■ Rows from a dataset:
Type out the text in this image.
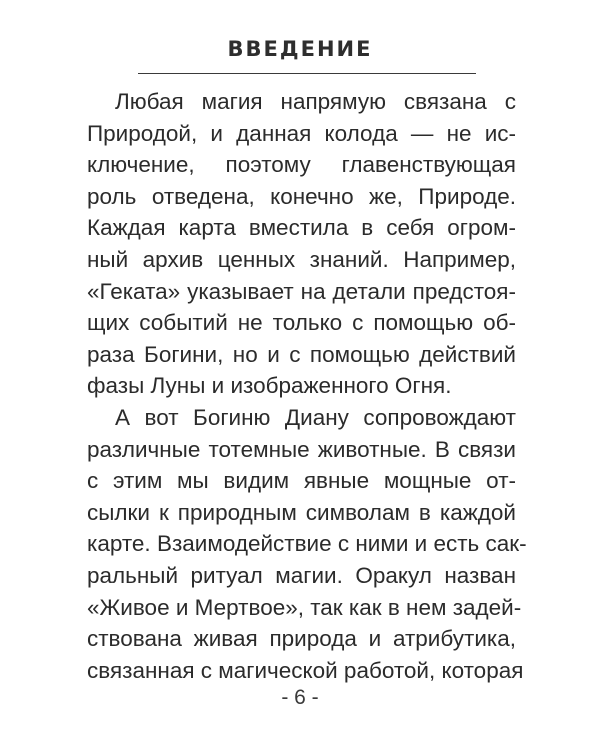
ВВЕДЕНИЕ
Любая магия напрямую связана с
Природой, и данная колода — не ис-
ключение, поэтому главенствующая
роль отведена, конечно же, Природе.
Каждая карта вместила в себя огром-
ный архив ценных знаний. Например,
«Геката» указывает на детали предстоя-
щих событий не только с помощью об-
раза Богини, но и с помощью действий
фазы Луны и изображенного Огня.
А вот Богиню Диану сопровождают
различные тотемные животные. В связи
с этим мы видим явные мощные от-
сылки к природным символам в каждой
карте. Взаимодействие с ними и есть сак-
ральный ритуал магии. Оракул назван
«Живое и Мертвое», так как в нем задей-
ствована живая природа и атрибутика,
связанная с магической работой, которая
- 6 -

■ REQUEST: Look over the records above and copy each line that includes the string "помощью".

■ RESULT OF THE TASK:
щих событий не только с помощью об-
раза Богини, но и с помощью действий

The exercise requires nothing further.